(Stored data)
* * *
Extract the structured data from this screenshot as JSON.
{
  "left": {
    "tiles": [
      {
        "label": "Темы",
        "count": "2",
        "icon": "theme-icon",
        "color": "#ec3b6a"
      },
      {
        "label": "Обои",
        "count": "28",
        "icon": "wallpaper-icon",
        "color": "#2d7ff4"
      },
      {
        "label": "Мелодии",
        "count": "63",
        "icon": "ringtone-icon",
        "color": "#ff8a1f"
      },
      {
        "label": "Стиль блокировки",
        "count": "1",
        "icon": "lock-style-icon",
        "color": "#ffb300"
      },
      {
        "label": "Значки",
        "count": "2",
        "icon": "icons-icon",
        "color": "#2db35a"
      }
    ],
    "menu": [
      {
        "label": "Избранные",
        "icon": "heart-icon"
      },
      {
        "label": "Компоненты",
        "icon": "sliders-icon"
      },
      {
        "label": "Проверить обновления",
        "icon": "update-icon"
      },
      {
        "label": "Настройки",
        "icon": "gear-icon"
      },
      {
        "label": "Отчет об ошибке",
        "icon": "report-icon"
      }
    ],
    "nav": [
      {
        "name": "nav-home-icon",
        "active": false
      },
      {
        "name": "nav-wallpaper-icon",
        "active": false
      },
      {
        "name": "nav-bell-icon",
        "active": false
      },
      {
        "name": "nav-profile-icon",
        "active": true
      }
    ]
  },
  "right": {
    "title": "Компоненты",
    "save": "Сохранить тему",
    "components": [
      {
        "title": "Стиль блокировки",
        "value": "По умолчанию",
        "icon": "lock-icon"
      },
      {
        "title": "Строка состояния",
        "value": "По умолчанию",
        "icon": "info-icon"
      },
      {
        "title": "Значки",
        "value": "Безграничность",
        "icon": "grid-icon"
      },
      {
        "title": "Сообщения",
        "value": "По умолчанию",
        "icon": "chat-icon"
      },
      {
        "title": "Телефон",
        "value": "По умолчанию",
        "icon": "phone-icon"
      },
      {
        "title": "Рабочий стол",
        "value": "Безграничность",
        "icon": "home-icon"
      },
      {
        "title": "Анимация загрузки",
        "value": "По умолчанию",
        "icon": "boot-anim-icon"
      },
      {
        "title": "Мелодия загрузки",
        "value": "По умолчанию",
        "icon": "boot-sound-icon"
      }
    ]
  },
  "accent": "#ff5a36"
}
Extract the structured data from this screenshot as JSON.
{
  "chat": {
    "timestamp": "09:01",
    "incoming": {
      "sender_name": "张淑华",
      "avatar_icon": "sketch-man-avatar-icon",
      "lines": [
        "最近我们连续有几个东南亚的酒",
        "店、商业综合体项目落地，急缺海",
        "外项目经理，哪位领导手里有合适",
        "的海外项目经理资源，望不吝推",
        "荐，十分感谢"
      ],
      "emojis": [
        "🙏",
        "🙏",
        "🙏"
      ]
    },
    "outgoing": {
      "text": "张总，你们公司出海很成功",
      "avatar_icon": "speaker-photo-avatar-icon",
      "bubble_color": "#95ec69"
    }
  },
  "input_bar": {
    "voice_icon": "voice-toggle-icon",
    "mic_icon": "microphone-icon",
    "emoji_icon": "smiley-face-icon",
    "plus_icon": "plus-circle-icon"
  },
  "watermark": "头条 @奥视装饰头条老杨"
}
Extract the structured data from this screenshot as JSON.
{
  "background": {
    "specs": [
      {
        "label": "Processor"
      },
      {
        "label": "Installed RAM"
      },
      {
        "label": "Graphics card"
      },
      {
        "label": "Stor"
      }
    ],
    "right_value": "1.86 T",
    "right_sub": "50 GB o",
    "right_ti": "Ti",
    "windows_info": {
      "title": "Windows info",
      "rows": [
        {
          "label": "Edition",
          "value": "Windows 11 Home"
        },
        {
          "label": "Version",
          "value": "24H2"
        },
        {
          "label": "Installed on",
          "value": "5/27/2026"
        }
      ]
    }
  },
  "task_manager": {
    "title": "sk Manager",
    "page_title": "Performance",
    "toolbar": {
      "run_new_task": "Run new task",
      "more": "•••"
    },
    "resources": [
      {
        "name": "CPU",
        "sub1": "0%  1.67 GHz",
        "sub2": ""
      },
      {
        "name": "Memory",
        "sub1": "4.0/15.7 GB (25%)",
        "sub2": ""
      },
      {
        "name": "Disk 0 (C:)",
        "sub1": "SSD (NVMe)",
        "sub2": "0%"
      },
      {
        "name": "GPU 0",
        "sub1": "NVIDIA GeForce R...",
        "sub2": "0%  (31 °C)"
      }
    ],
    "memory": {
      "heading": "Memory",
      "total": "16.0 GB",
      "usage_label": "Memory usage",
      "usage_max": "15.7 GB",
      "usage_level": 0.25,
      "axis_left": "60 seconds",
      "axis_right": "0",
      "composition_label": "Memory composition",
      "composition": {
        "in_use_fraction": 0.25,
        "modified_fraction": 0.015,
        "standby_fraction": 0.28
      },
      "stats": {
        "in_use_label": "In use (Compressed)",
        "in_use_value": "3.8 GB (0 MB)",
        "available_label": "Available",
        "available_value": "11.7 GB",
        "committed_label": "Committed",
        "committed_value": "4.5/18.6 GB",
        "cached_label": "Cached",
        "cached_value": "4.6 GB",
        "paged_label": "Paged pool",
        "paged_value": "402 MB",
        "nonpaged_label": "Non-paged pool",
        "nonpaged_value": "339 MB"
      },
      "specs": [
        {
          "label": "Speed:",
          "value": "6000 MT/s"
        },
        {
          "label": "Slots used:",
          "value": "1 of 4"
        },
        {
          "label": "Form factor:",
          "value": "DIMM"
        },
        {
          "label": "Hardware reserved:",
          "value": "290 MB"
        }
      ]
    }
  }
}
* * *
▶ WHAT YOU WILL DO: Reproduce the records above exactly.

▶ EXERCISE OUTPUT:
Extract the structured data from this screenshot as JSON.
{
  "left": {
    "tiles": [
      {
        "label": "Темы",
        "count": "2",
        "icon": "theme-icon",
        "color": "#ec3b6a"
      },
      {
        "label": "Обои",
        "count": "28",
        "icon": "wallpaper-icon",
        "color": "#2d7ff4"
      },
      {
        "label": "Мелодии",
        "count": "63",
        "icon": "ringtone-icon",
        "color": "#ff8a1f"
      },
      {
        "label": "Стиль блокировки",
        "count": "1",
        "icon": "lock-style-icon",
        "color": "#ffb300"
      },
      {
        "label": "Значки",
        "count": "2",
        "icon": "icons-icon",
        "color": "#2db35a"
      }
    ],
    "menu": [
      {
        "label": "Избранные",
        "icon": "heart-icon"
      },
      {
        "label": "Компоненты",
        "icon": "sliders-icon"
      },
      {
        "label": "Проверить обновления",
        "icon": "update-icon"
      },
      {
        "label": "Настройки",
        "icon": "gear-icon"
      },
      {
        "label": "Отчет об ошибке",
        "icon": "report-icon"
      }
    ],
    "nav": [
      {
        "name": "nav-home-icon",
        "active": false
      },
      {
        "name": "nav-wallpaper-icon",
        "active": false
      },
      {
        "name": "nav-bell-icon",
        "active": false
      },
      {
        "name": "nav-profile-icon",
        "active": true
      }
    ]
  },
  "right": {
    "title": "Компоненты",
    "save": "Сохранить тему",
    "components": [
      {
        "title": "Стиль блокировки",
        "value": "По умолчанию",
        "icon": "lock-icon"
      },
      {
        "title": "Строка состояния",
        "value": "По умолчанию",
        "icon": "info-icon"
      },
      {
        "title": "Значки",
        "value": "Безграничность",
        "icon": "grid-icon"
      },
      {
        "title": "Сообщения",
        "value": "По умолчанию",
        "icon": "chat-icon"
      },
      {
        "title": "Телефон",
        "value": "По умолчанию",
        "icon": "phone-icon"
      },
      {
        "title": "Рабочий стол",
        "value": "Безграничность",
        "icon": "home-icon"
      },
      {
        "title": "Анимация загрузки",
        "value": "По умолчанию",
        "icon": "boot-anim-icon"
      },
      {
        "title": "Мелодия загрузки",
        "value": "По умолчанию",
        "icon": "boot-sound-icon"
      }
    ]
  },
  "accent": "#ff5a36"
}
Extract the structured data from this screenshot as JSON.
{
  "chat": {
    "timestamp": "09:01",
    "incoming": {
      "sender_name": "张淑华",
      "avatar_icon": "sketch-man-avatar-icon",
      "lines": [
        "最近我们连续有几个东南亚的酒",
        "店、商业综合体项目落地，急缺海",
        "外项目经理，哪位领导手里有合适",
        "的海外项目经理资源，望不吝推",
        "荐，十分感谢"
      ],
      "emojis": [
        "🙏",
        "🙏",
        "🙏"
      ]
    },
    "outgoing": {
      "text": "张总，你们公司出海很成功",
      "avatar_icon": "speaker-photo-avatar-icon",
      "bubble_color": "#95ec69"
    }
  },
  "input_bar": {
    "voice_icon": "voice-toggle-icon",
    "mic_icon": "microphone-icon",
    "emoji_icon": "smiley-face-icon",
    "plus_icon": "plus-circle-icon"
  },
  "watermark": "头条 @奥视装饰头条老杨"
}
Extract the structured data from this screenshot as JSON.
{
  "background": {
    "specs": [
      {
        "label": "Processor"
      },
      {
        "label": "Installed RAM"
      },
      {
        "label": "Graphics card"
      },
      {
        "label": "Stor"
      }
    ],
    "right_value": "1.86 T",
    "right_sub": "50 GB o",
    "right_ti": "Ti",
    "windows_info": {
      "title": "Windows info",
      "rows": [
        {
          "label": "Edition",
          "value": "Windows 11 Home"
        },
        {
          "label": "Version",
          "value": "24H2"
        },
        {
          "label": "Installed on",
          "value": "5/27/2026"
        }
      ]
    }
  },
  "task_manager": {
    "title": "sk Manager",
    "page_title": "Performance",
    "toolbar": {
      "run_new_task": "Run new task",
      "more": "•••"
    },
    "resources": [
      {
        "name": "CPU",
        "sub1": "0%  1.67 GHz",
        "sub2": ""
      },
      {
        "name": "Memory",
        "sub1": "4.0/15.7 GB (25%)",
        "sub2": ""
      },
      {
        "name": "Disk 0 (C:)",
        "sub1": "SSD (NVMe)",
        "sub2": "0%"
      },
      {
        "name": "GPU 0",
        "sub1": "NVIDIA GeForce R...",
        "sub2": "0%  (31 °C)"
      }
    ],
    "memory": {
      "heading": "Memory",
      "total": "16.0 GB",
      "usage_label": "Memory usage",
      "usage_max": "15.7 GB",
      "usage_level": 0.25,
      "axis_left": "60 seconds",
      "axis_right": "0",
      "composition_label": "Memory composition",
      "composition": {
        "in_use_fraction": 0.25,
        "modified_fraction": 0.015,
        "standby_fraction": 0.28
      },
      "stats": {
        "in_use_label": "In use (Compressed)",
        "in_use_value": "3.8 GB (0 MB)",
        "available_label": "Available",
        "available_value": "11.7 GB",
        "committed_label": "Committed",
        "committed_value": "4.5/18.6 GB",
        "cached_label": "Cached",
        "cached_value": "4.6 GB",
        "paged_label": "Paged pool",
        "paged_value": "402 MB",
        "nonpaged_label": "Non-paged pool",
        "nonpaged_value": "339 MB"
      },
      "specs": [
        {
          "label": "Speed:",
          "value": "6000 MT/s"
        },
        {
          "label": "Slots used:",
          "value": "1 of 4"
        },
        {
          "label": "Form factor:",
          "value": "DIMM"
        },
        {
          "label": "Hardware reserved:",
          "value": "290 MB"
        }
      ]
    }
  }
}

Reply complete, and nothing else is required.